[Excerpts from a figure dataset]
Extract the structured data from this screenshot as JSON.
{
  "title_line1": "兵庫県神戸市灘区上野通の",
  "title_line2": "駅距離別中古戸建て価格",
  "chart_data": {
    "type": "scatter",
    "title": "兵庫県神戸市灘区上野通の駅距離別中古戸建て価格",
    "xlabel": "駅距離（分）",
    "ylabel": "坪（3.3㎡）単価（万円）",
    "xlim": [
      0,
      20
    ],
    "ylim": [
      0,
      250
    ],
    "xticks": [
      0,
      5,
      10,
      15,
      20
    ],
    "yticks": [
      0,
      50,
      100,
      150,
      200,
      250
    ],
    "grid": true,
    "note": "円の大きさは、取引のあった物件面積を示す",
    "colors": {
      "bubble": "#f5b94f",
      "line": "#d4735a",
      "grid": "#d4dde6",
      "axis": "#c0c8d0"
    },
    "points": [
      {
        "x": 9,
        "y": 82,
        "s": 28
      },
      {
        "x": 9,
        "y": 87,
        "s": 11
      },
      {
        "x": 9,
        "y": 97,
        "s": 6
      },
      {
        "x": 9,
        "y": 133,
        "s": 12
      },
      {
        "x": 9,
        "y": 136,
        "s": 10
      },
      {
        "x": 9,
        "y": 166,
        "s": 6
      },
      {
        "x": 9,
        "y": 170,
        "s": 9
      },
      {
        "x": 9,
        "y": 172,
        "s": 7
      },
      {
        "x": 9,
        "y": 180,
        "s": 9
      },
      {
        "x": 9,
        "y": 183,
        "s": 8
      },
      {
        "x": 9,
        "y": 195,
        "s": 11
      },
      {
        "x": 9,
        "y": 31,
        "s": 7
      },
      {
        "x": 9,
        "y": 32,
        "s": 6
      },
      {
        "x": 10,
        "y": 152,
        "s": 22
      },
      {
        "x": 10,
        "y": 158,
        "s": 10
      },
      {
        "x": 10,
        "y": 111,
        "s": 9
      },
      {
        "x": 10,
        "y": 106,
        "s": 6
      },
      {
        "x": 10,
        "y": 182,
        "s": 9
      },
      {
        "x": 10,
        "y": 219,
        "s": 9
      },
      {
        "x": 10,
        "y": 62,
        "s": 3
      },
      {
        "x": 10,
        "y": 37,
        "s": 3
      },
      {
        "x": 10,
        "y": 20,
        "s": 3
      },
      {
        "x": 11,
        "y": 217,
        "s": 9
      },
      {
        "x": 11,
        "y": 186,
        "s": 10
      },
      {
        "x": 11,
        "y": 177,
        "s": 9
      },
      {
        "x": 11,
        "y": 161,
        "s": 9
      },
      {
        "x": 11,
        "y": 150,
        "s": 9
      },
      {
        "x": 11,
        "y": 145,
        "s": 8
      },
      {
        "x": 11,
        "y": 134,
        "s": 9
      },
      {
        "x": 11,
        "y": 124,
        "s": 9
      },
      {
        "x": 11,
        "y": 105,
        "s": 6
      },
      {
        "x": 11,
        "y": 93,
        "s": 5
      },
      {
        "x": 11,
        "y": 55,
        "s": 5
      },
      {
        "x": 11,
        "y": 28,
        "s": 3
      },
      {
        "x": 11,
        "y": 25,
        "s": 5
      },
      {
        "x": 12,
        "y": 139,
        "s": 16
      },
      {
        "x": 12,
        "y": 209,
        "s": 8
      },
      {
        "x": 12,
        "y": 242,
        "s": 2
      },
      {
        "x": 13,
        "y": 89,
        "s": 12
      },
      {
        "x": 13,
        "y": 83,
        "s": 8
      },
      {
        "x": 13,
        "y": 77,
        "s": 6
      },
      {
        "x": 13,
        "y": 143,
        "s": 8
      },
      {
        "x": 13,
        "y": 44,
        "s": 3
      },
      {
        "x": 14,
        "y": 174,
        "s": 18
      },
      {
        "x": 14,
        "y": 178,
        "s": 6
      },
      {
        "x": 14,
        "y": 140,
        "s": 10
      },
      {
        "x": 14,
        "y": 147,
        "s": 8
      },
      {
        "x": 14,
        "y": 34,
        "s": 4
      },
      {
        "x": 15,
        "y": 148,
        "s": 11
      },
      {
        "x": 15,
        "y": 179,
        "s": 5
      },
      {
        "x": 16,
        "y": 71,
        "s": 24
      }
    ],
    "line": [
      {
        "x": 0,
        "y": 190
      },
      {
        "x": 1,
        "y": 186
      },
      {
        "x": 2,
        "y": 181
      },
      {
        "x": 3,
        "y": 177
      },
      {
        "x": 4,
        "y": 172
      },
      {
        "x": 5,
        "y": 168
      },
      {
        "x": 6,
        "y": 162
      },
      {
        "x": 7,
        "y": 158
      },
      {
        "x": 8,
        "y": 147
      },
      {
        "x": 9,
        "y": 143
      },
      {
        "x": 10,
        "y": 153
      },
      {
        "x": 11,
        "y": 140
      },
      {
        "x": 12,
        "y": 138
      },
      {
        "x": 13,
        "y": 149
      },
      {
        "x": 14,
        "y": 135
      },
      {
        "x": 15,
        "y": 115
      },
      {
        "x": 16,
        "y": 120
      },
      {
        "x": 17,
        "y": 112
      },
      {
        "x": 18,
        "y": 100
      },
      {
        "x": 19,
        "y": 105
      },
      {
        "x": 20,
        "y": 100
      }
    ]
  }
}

[Problem requirements] Write out all the lines again, exactly as they are.

[Exercise answer]
Extract the structured data from this screenshot as JSON.
{
  "title_line1": "兵庫県神戸市灘区上野通の",
  "title_line2": "駅距離別中古戸建て価格",
  "chart_data": {
    "type": "scatter",
    "title": "兵庫県神戸市灘区上野通の駅距離別中古戸建て価格",
    "xlabel": "駅距離（分）",
    "ylabel": "坪（3.3㎡）単価（万円）",
    "xlim": [
      0,
      20
    ],
    "ylim": [
      0,
      250
    ],
    "xticks": [
      0,
      5,
      10,
      15,
      20
    ],
    "yticks": [
      0,
      50,
      100,
      150,
      200,
      250
    ],
    "grid": true,
    "note": "円の大きさは、取引のあった物件面積を示す",
    "colors": {
      "bubble": "#f5b94f",
      "line": "#d4735a",
      "grid": "#d4dde6",
      "axis": "#c0c8d0"
    },
    "points": [
      {
        "x": 9,
        "y": 82,
        "s": 28
      },
      {
        "x": 9,
        "y": 87,
        "s": 11
      },
      {
        "x": 9,
        "y": 97,
        "s": 6
      },
      {
        "x": 9,
        "y": 133,
        "s": 12
      },
      {
        "x": 9,
        "y": 136,
        "s": 10
      },
      {
        "x": 9,
        "y": 166,
        "s": 6
      },
      {
        "x": 9,
        "y": 170,
        "s": 9
      },
      {
        "x": 9,
        "y": 172,
        "s": 7
      },
      {
        "x": 9,
        "y": 180,
        "s": 9
      },
      {
        "x": 9,
        "y": 183,
        "s": 8
      },
      {
        "x": 9,
        "y": 195,
        "s": 11
      },
      {
        "x": 9,
        "y": 31,
        "s": 7
      },
      {
        "x": 9,
        "y": 32,
        "s": 6
      },
      {
        "x": 10,
        "y": 152,
        "s": 22
      },
      {
        "x": 10,
        "y": 158,
        "s": 10
      },
      {
        "x": 10,
        "y": 111,
        "s": 9
      },
      {
        "x": 10,
        "y": 106,
        "s": 6
      },
      {
        "x": 10,
        "y": 182,
        "s": 9
      },
      {
        "x": 10,
        "y": 219,
        "s": 9
      },
      {
        "x": 10,
        "y": 62,
        "s": 3
      },
      {
        "x": 10,
        "y": 37,
        "s": 3
      },
      {
        "x": 10,
        "y": 20,
        "s": 3
      },
      {
        "x": 11,
        "y": 217,
        "s": 9
      },
      {
        "x": 11,
        "y": 186,
        "s": 10
      },
      {
        "x": 11,
        "y": 177,
        "s": 9
      },
      {
        "x": 11,
        "y": 161,
        "s": 9
      },
      {
        "x": 11,
        "y": 150,
        "s": 9
      },
      {
        "x": 11,
        "y": 145,
        "s": 8
      },
      {
        "x": 11,
        "y": 134,
        "s": 9
      },
      {
        "x": 11,
        "y": 124,
        "s": 9
      },
      {
        "x": 11,
        "y": 105,
        "s": 6
      },
      {
        "x": 11,
        "y": 93,
        "s": 5
      },
      {
        "x": 11,
        "y": 55,
        "s": 5
      },
      {
        "x": 11,
        "y": 28,
        "s": 3
      },
      {
        "x": 11,
        "y": 25,
        "s": 5
      },
      {
        "x": 12,
        "y": 139,
        "s": 16
      },
      {
        "x": 12,
        "y": 209,
        "s": 8
      },
      {
        "x": 12,
        "y": 242,
        "s": 2
      },
      {
        "x": 13,
        "y": 89,
        "s": 12
      },
      {
        "x": 13,
        "y": 83,
        "s": 8
      },
      {
        "x": 13,
        "y": 77,
        "s": 6
      },
      {
        "x": 13,
        "y": 143,
        "s": 8
      },
      {
        "x": 13,
        "y": 44,
        "s": 3
      },
      {
        "x": 14,
        "y": 174,
        "s": 18
      },
      {
        "x": 14,
        "y": 178,
        "s": 6
      },
      {
        "x": 14,
        "y": 140,
        "s": 10
      },
      {
        "x": 14,
        "y": 147,
        "s": 8
      },
      {
        "x": 14,
        "y": 34,
        "s": 4
      },
      {
        "x": 15,
        "y": 148,
        "s": 11
      },
      {
        "x": 15,
        "y": 179,
        "s": 5
      },
      {
        "x": 16,
        "y": 71,
        "s": 24
      }
    ],
    "line": [
      {
        "x": 0,
        "y": 190
      },
      {
        "x": 1,
        "y": 186
      },
      {
        "x": 2,
        "y": 181
      },
      {
        "x": 3,
        "y": 177
      },
      {
        "x": 4,
        "y": 172
      },
      {
        "x": 5,
        "y": 168
      },
      {
        "x": 6,
        "y": 162
      },
      {
        "x": 7,
        "y": 158
      },
      {
        "x": 8,
        "y": 147
      },
      {
        "x": 9,
        "y": 143
      },
      {
        "x": 10,
        "y": 153
      },
      {
        "x": 11,
        "y": 140
      },
      {
        "x": 12,
        "y": 138
      },
      {
        "x": 13,
        "y": 149
      },
      {
        "x": 14,
        "y": 135
      },
      {
        "x": 15,
        "y": 115
      },
      {
        "x": 16,
        "y": 120
      },
      {
        "x": 17,
        "y": 112
      },
      {
        "x": 18,
        "y": 100
      },
      {
        "x": 19,
        "y": 105
      },
      {
        "x": 20,
        "y": 100
      }
    ]
  }
}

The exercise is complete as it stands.